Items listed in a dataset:
============

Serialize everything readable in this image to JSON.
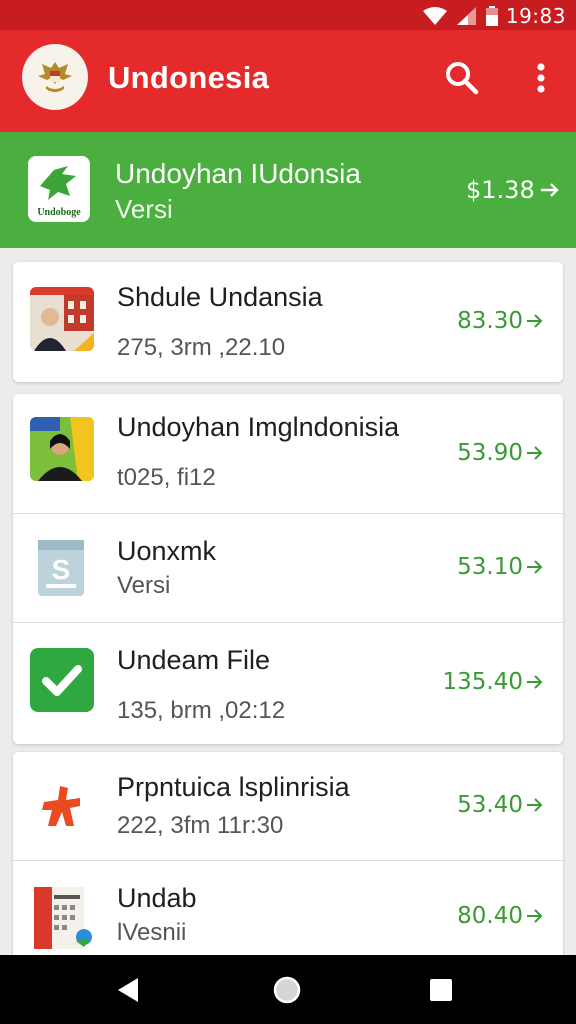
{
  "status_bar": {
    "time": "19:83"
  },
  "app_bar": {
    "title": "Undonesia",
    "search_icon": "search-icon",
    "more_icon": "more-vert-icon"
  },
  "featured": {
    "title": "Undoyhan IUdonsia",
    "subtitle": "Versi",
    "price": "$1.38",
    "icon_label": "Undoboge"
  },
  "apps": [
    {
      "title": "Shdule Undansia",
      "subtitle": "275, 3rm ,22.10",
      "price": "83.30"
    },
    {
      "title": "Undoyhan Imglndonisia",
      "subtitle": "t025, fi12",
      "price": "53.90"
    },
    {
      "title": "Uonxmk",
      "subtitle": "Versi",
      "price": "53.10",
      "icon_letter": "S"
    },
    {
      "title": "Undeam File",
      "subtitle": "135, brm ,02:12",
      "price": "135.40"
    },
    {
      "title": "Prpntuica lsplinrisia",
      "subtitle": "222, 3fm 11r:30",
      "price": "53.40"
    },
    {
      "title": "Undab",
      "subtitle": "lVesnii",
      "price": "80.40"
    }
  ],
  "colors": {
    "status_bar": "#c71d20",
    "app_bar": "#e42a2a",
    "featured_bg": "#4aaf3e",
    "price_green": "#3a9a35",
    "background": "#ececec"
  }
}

============

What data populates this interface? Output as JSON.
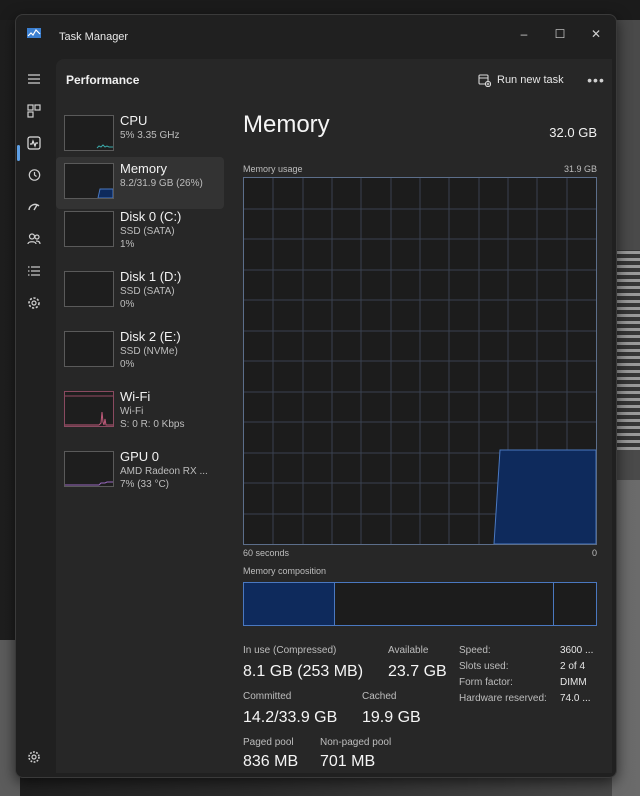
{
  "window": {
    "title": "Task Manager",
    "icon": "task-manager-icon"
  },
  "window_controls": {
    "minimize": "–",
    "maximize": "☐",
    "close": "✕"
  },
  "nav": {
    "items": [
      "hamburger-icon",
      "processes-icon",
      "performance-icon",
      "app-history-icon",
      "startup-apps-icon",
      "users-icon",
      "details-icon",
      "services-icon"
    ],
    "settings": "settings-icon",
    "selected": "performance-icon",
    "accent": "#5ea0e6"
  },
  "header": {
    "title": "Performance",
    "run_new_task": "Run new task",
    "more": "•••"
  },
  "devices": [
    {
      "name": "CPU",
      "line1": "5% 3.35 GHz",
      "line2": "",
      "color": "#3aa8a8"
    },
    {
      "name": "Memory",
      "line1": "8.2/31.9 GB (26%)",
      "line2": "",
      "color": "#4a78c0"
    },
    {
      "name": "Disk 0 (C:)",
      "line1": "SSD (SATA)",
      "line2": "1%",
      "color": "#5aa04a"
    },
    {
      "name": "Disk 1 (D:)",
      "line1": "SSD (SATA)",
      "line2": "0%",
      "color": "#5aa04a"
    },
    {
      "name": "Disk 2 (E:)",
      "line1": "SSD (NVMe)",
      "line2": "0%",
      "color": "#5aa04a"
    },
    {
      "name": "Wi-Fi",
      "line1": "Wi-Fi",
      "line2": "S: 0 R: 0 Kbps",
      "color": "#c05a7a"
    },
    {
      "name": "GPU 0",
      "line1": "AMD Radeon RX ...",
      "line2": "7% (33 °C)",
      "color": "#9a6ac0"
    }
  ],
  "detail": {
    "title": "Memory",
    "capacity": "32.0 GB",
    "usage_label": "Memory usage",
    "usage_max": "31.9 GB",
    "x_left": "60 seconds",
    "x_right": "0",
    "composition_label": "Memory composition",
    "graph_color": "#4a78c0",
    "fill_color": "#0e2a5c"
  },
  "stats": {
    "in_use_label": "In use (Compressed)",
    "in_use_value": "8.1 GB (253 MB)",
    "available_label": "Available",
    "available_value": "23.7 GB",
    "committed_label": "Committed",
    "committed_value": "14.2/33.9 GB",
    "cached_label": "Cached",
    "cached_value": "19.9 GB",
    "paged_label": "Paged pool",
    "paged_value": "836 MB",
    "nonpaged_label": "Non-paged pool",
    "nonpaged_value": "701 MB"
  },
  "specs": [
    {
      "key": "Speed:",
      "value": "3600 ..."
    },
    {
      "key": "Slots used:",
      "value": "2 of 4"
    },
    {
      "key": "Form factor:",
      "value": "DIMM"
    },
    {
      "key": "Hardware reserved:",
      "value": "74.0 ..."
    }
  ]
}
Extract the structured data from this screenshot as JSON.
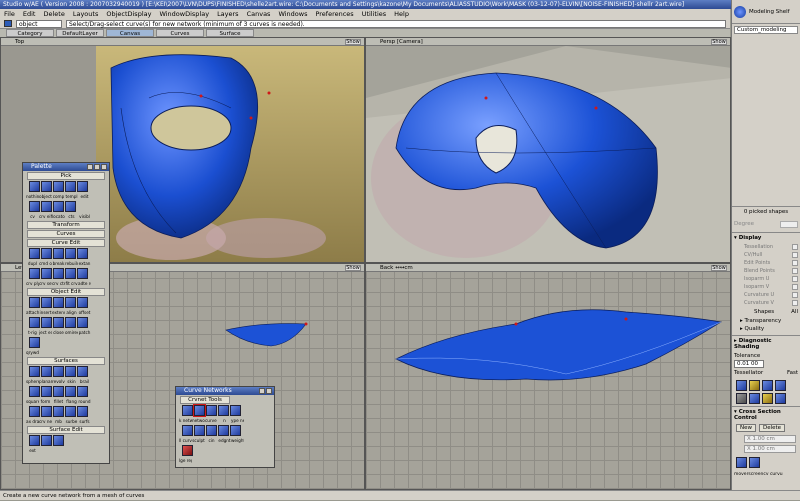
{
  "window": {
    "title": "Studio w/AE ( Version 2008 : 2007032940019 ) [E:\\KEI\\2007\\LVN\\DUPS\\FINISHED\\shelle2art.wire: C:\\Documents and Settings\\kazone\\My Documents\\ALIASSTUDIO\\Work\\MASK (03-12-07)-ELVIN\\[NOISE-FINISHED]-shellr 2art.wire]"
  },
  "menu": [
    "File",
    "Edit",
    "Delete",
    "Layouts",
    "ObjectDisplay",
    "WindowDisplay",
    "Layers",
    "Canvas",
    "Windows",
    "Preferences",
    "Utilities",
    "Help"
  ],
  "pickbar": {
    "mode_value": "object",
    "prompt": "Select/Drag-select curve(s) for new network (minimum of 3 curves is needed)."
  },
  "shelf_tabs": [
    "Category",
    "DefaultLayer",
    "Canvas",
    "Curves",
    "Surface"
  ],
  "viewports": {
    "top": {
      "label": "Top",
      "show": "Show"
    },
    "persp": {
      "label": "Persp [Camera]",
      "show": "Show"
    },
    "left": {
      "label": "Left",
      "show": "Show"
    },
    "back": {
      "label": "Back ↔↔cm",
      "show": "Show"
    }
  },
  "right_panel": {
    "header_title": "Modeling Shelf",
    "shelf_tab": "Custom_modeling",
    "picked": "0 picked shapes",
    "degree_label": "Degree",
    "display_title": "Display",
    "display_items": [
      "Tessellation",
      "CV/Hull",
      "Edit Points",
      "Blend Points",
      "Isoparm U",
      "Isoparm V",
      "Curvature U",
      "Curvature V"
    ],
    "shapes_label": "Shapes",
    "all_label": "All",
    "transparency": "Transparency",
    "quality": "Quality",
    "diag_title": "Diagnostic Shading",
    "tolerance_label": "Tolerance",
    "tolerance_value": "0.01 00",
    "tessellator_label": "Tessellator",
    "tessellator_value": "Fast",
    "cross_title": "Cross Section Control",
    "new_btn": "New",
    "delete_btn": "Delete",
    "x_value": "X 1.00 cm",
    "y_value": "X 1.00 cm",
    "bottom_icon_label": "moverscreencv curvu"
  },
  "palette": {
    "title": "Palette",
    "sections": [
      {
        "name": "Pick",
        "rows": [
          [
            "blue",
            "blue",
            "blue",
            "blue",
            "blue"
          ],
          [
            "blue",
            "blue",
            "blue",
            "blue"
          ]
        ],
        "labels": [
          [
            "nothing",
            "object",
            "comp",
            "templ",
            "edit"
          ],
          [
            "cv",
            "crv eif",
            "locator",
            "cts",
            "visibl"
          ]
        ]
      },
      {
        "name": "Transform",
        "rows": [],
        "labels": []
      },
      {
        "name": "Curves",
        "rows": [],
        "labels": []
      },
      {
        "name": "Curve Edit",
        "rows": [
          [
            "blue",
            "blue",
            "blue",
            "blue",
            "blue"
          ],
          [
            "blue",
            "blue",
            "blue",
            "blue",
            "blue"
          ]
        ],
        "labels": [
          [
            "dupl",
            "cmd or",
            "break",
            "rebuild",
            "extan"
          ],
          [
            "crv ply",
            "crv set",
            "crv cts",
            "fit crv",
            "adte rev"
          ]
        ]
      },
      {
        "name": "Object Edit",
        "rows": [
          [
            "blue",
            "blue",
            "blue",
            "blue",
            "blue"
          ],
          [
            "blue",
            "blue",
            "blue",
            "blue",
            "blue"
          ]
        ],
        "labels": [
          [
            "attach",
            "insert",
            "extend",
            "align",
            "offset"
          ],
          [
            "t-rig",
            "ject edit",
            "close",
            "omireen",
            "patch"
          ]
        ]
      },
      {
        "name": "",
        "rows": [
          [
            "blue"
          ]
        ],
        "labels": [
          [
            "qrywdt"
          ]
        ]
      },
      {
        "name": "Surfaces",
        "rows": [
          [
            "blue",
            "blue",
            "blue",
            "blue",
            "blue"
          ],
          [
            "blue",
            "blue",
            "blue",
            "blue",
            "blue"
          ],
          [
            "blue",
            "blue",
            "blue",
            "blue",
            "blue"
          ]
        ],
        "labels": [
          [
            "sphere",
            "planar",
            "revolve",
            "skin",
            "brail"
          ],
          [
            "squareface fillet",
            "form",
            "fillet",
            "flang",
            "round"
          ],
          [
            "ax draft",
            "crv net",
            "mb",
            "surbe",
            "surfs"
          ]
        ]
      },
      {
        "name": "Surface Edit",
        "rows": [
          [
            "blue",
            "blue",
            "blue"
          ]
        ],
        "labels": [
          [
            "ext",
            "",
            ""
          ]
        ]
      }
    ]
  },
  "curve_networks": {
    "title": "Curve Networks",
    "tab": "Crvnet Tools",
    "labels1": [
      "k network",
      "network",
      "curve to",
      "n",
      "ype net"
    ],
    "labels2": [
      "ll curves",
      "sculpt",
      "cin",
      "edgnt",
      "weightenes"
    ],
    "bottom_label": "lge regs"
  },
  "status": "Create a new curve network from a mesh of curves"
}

============

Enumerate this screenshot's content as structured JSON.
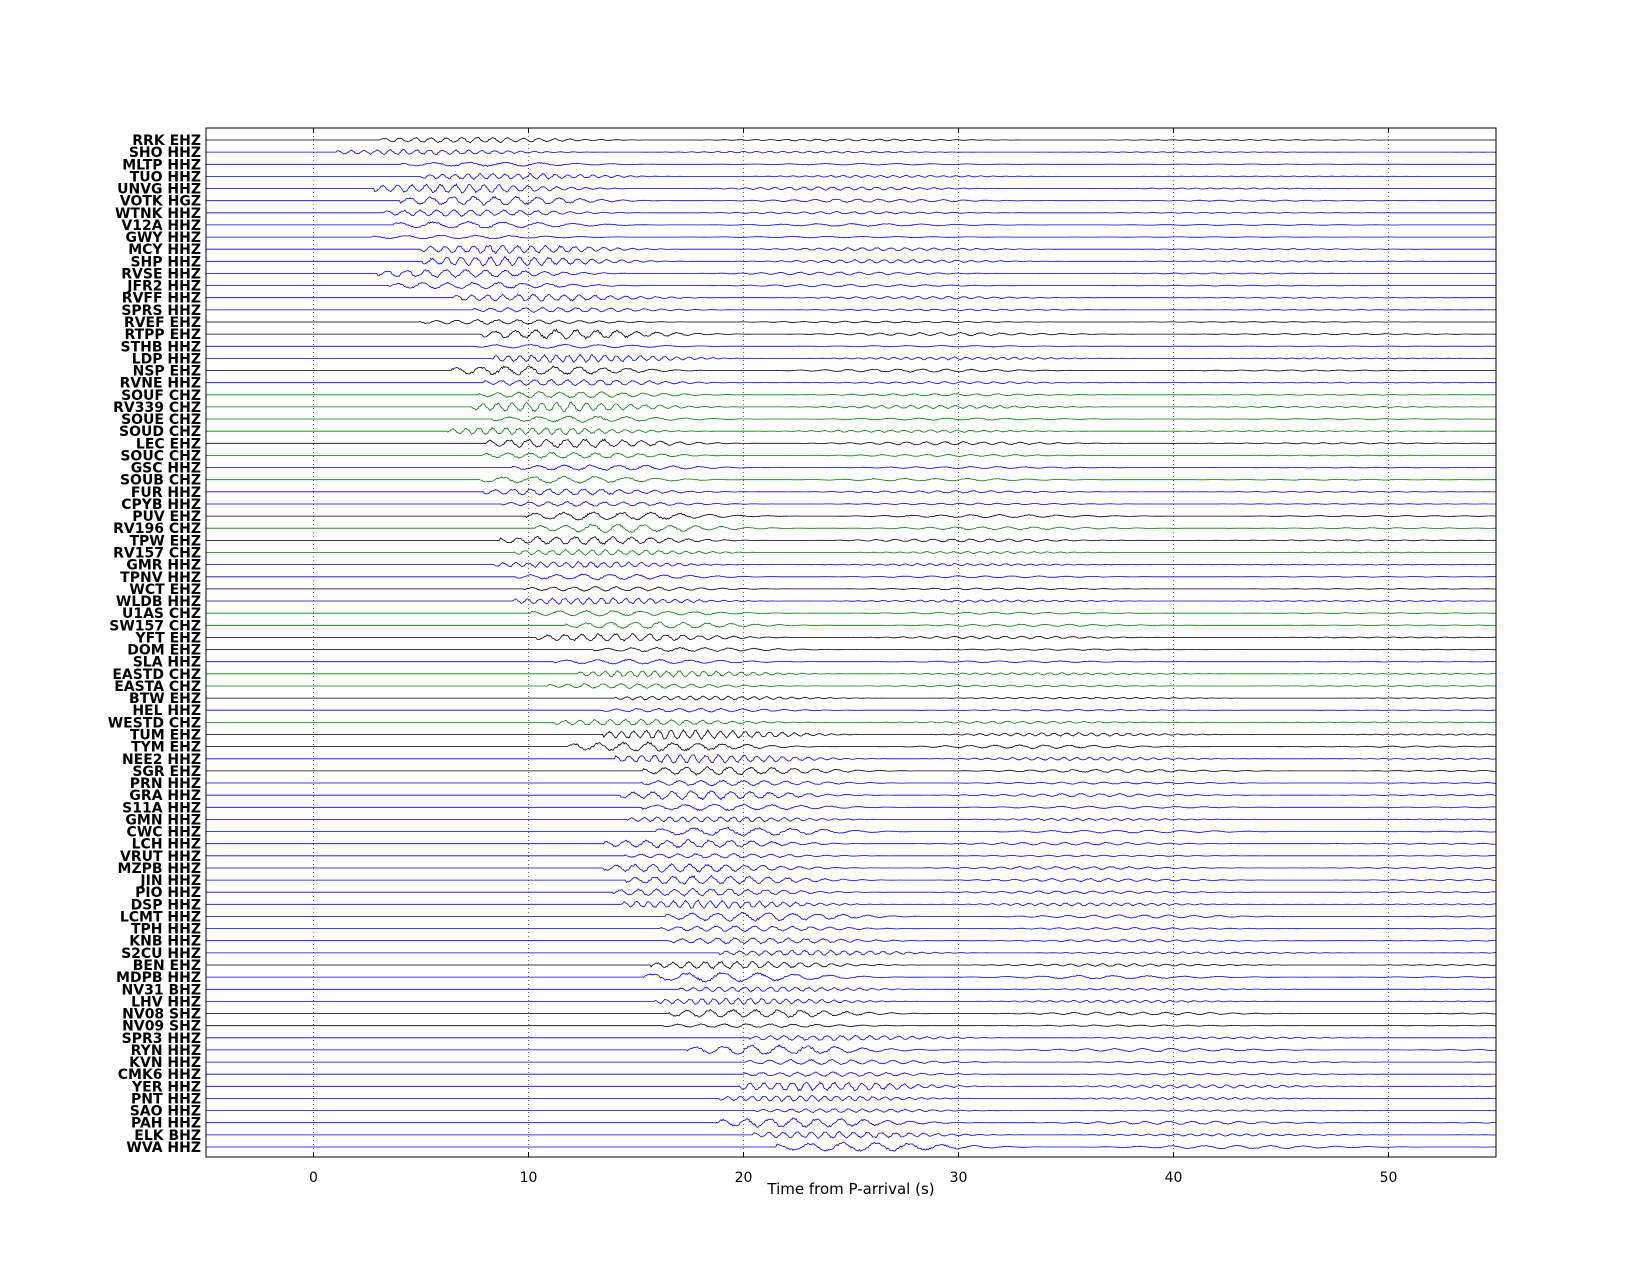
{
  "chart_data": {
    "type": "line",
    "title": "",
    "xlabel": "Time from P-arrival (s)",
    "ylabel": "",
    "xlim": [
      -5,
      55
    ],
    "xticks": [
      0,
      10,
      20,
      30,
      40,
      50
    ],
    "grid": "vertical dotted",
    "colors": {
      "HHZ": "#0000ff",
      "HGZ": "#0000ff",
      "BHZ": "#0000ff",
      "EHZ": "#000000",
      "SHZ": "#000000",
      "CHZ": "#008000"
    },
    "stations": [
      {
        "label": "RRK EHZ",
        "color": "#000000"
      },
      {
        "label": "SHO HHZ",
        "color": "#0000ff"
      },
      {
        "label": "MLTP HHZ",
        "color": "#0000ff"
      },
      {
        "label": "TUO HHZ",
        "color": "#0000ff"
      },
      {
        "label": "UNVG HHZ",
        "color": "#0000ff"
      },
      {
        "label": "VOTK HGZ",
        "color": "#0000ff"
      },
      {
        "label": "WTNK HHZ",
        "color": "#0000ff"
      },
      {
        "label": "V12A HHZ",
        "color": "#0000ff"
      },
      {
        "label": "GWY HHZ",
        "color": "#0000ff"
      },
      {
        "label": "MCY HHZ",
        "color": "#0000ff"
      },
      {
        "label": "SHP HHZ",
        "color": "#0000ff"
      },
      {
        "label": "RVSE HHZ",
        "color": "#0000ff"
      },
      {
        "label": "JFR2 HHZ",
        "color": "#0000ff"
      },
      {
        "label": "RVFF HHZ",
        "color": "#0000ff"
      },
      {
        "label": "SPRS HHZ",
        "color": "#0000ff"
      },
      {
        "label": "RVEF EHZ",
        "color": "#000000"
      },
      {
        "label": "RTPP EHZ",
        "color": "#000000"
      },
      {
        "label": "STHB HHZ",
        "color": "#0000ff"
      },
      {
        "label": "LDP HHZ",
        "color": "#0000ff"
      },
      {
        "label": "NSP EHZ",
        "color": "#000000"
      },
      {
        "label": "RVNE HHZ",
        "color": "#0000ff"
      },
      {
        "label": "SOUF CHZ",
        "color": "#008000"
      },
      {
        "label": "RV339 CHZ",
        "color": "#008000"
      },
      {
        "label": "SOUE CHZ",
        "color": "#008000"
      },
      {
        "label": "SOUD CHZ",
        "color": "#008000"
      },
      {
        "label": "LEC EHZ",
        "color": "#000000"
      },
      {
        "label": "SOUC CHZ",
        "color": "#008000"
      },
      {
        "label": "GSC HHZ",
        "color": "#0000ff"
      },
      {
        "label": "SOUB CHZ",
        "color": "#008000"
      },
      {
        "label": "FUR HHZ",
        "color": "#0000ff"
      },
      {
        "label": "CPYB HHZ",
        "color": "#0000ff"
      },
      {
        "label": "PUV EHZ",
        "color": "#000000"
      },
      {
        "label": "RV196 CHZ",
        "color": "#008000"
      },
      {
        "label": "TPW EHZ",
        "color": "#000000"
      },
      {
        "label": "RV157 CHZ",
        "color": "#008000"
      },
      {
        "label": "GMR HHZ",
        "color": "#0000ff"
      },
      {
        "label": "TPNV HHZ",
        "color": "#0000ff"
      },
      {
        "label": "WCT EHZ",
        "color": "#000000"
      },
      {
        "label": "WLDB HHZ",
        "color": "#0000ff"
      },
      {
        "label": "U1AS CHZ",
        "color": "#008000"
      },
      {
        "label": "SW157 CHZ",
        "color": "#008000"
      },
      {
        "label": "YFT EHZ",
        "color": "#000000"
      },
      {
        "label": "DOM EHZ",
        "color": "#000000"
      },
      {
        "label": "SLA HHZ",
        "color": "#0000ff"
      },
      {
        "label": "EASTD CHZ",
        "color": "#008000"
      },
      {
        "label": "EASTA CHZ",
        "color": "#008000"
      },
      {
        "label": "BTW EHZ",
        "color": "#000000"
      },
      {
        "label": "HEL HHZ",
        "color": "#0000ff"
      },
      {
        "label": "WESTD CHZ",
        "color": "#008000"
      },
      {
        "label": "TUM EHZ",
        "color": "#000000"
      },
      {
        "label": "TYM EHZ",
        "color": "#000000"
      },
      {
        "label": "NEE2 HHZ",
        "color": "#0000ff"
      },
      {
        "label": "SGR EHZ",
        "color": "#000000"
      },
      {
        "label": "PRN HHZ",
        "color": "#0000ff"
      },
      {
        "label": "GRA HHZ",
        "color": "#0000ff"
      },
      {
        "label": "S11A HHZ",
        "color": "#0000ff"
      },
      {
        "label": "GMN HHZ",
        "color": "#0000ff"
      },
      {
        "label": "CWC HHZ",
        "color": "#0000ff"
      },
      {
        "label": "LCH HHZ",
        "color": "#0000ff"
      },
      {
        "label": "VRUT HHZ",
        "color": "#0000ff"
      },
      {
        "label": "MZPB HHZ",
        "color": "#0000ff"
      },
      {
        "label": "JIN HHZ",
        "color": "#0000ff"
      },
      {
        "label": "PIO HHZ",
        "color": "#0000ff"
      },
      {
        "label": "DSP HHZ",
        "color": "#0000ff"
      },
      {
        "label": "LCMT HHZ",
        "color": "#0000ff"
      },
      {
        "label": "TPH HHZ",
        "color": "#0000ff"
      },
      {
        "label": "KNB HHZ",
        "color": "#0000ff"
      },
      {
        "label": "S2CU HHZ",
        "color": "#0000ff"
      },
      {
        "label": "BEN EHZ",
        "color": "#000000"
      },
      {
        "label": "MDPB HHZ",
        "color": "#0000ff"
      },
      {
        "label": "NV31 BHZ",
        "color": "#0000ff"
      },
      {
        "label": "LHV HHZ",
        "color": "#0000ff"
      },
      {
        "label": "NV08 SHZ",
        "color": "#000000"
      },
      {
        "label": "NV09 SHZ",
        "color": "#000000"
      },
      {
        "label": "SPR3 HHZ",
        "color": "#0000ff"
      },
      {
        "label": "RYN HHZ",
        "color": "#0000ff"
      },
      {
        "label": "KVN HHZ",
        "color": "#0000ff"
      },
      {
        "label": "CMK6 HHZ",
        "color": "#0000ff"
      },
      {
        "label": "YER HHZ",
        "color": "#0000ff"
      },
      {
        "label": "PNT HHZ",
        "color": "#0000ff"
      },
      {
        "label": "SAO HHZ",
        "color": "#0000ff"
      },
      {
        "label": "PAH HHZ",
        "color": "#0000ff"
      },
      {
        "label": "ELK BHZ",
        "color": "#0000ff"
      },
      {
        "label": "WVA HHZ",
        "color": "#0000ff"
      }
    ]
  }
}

============

**EXERCISE AIM:**
Take every line from the records above that has the word "screenshot" and copy it.

**OUTPUT BELOW:**
Extract the structured data from this screenshot as JSON.
Enumerate this screenshot's content as structured JSON.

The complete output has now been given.